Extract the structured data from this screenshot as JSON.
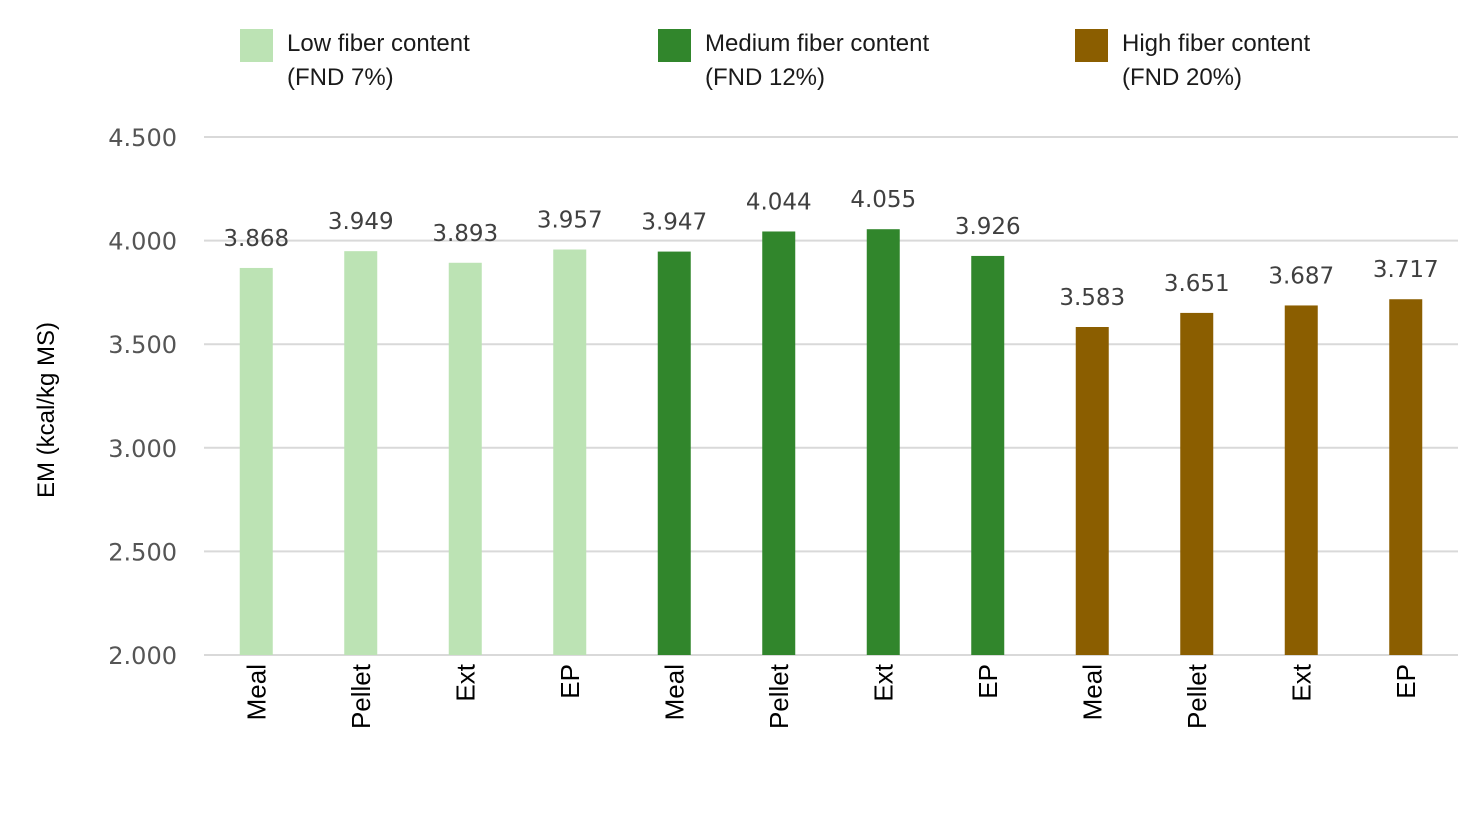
{
  "chart_data": {
    "type": "bar",
    "ylabel": "EM (kcal/kg MS)",
    "ylim": [
      2000,
      4500
    ],
    "yticks": [
      {
        "value": 2000,
        "label": "2.000"
      },
      {
        "value": 2500,
        "label": "2.500"
      },
      {
        "value": 3000,
        "label": "3.000"
      },
      {
        "value": 3500,
        "label": "3.500"
      },
      {
        "value": 4000,
        "label": "4.000"
      },
      {
        "value": 4500,
        "label": "4.500"
      }
    ],
    "grid": true,
    "legend_position": "top",
    "series": [
      {
        "name": "Low fiber content",
        "name_line2": "(FND 7%)",
        "color": "#bce3b4",
        "categories": [
          "Meal",
          "Pellet",
          "Ext",
          "EP"
        ],
        "values": [
          3868,
          3949,
          3893,
          3957
        ],
        "labels": [
          "3.868",
          "3.949",
          "3.893",
          "3.957"
        ]
      },
      {
        "name": "Medium fiber content",
        "name_line2": "(FND 12%)",
        "color": "#31862c",
        "categories": [
          "Meal",
          "Pellet",
          "Ext",
          "EP"
        ],
        "values": [
          3947,
          4044,
          4055,
          3926
        ],
        "labels": [
          "3.947",
          "4.044",
          "4.055",
          "3.926"
        ]
      },
      {
        "name": "High fiber content",
        "name_line2": "(FND 20%)",
        "color": "#8b5e00",
        "categories": [
          "Meal",
          "Pellet",
          "Ext",
          "EP"
        ],
        "values": [
          3583,
          3651,
          3687,
          3717
        ],
        "labels": [
          "3.583",
          "3.651",
          "3.687",
          "3.717"
        ]
      }
    ]
  }
}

> JOB: Print the records word for word and exclude any picture they hold.

> ANSWER TO THIS EXERCISE:
Extract the structured data from this screenshot as JSON.
{
  "chart_data": {
    "type": "bar",
    "ylabel": "EM (kcal/kg MS)",
    "ylim": [
      2000,
      4500
    ],
    "yticks": [
      {
        "value": 2000,
        "label": "2.000"
      },
      {
        "value": 2500,
        "label": "2.500"
      },
      {
        "value": 3000,
        "label": "3.000"
      },
      {
        "value": 3500,
        "label": "3.500"
      },
      {
        "value": 4000,
        "label": "4.000"
      },
      {
        "value": 4500,
        "label": "4.500"
      }
    ],
    "grid": true,
    "legend_position": "top",
    "series": [
      {
        "name": "Low fiber content",
        "name_line2": "(FND 7%)",
        "color": "#bce3b4",
        "categories": [
          "Meal",
          "Pellet",
          "Ext",
          "EP"
        ],
        "values": [
          3868,
          3949,
          3893,
          3957
        ],
        "labels": [
          "3.868",
          "3.949",
          "3.893",
          "3.957"
        ]
      },
      {
        "name": "Medium fiber content",
        "name_line2": "(FND 12%)",
        "color": "#31862c",
        "categories": [
          "Meal",
          "Pellet",
          "Ext",
          "EP"
        ],
        "values": [
          3947,
          4044,
          4055,
          3926
        ],
        "labels": [
          "3.947",
          "4.044",
          "4.055",
          "3.926"
        ]
      },
      {
        "name": "High fiber content",
        "name_line2": "(FND 20%)",
        "color": "#8b5e00",
        "categories": [
          "Meal",
          "Pellet",
          "Ext",
          "EP"
        ],
        "values": [
          3583,
          3651,
          3687,
          3717
        ],
        "labels": [
          "3.583",
          "3.651",
          "3.687",
          "3.717"
        ]
      }
    ]
  }
}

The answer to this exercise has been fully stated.